▶ _MATERIAL PROVIDED_
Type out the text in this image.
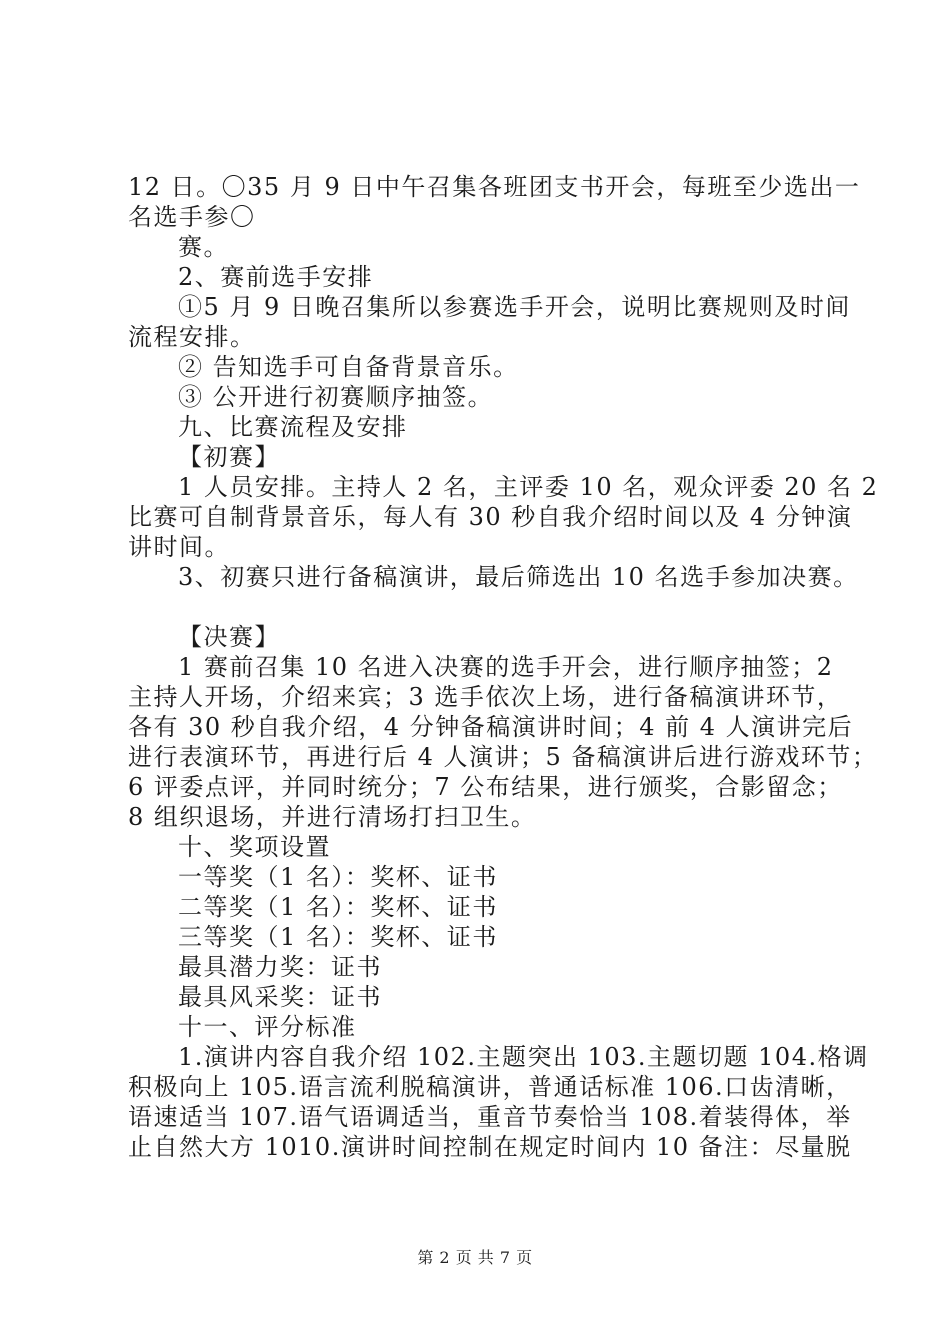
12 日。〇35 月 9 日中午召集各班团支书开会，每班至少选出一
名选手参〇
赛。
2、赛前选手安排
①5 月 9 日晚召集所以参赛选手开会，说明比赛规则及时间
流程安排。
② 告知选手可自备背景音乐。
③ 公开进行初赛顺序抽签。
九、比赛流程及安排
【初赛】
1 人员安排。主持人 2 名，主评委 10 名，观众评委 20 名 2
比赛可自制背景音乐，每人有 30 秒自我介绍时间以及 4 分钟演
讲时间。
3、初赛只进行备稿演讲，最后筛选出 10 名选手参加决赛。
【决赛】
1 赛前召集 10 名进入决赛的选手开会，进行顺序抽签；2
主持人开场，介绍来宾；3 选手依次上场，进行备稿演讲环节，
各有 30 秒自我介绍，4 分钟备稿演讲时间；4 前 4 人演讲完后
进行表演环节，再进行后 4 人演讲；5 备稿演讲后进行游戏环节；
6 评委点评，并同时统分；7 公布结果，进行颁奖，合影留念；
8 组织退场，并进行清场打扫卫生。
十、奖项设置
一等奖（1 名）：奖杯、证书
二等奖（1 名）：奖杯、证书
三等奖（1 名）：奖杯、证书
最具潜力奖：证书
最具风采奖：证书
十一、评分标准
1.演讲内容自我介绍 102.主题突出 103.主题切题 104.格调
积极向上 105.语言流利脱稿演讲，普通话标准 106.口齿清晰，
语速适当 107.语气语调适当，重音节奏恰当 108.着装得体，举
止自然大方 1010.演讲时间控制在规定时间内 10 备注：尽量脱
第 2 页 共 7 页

--

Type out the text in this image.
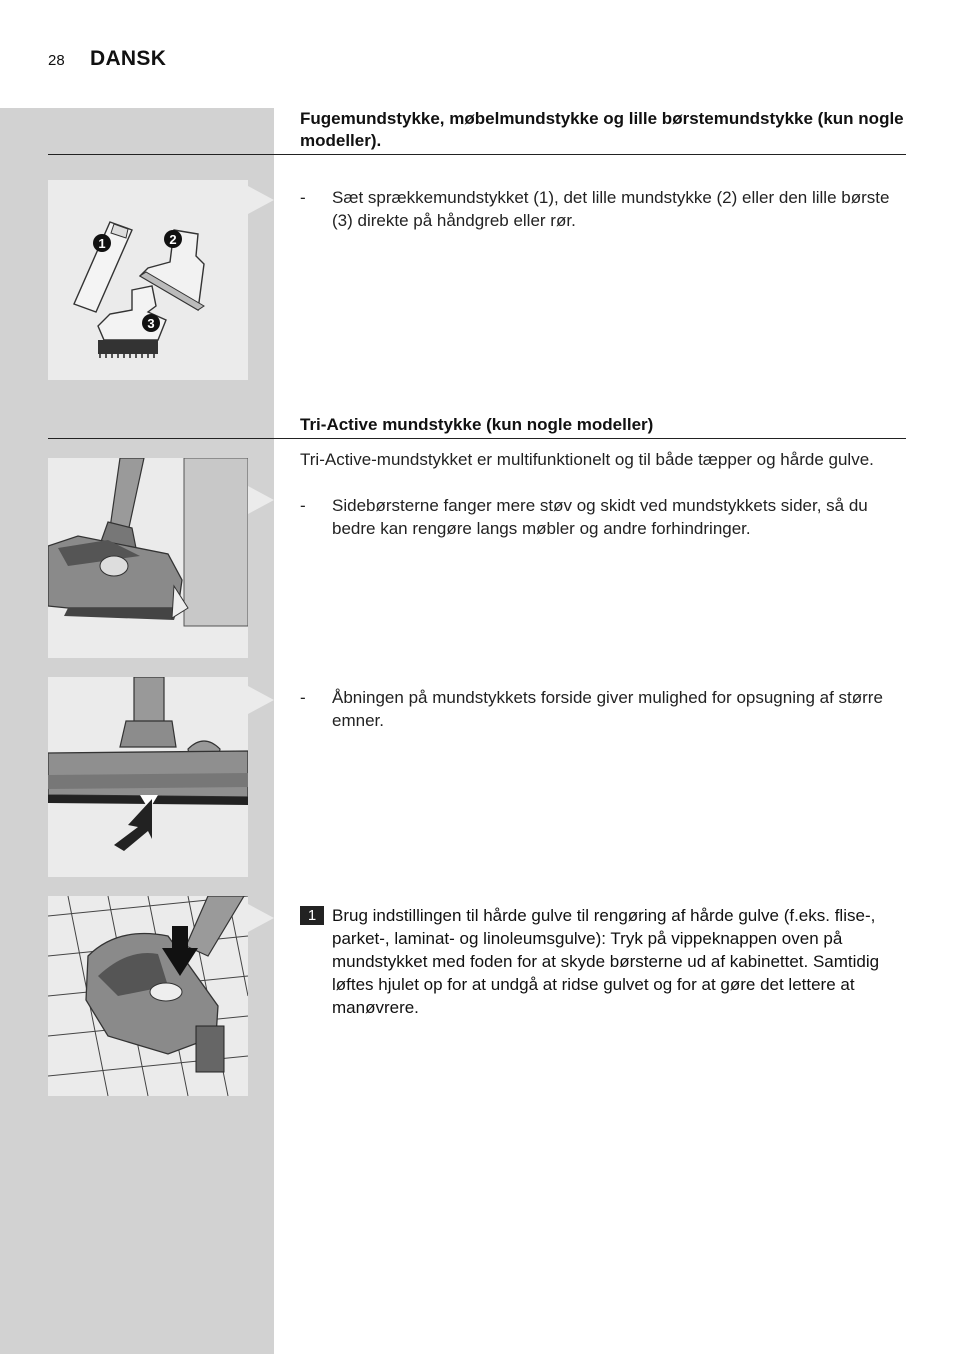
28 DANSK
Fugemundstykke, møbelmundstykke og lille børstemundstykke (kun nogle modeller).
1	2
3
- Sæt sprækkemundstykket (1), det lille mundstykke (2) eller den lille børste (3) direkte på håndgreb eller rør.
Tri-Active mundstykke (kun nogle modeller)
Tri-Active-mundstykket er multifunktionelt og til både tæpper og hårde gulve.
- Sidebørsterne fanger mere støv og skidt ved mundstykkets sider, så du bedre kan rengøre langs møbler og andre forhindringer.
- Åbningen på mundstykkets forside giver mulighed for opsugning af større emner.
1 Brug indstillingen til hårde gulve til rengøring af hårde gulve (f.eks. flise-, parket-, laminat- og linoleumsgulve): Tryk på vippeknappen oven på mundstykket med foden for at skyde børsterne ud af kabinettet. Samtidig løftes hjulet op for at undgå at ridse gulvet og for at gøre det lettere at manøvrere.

▶ _DIRECTION_
Copy out all lines where the word "mundstykkets" appears.

▶ _FINISHED ANSWER_
- Sidebørsterne fanger mere støv og skidt ved mundstykkets sider, så du bedre kan rengøre langs møbler og andre forhindringer.
- Åbningen på mundstykkets forside giver mulighed for opsugning af større emner.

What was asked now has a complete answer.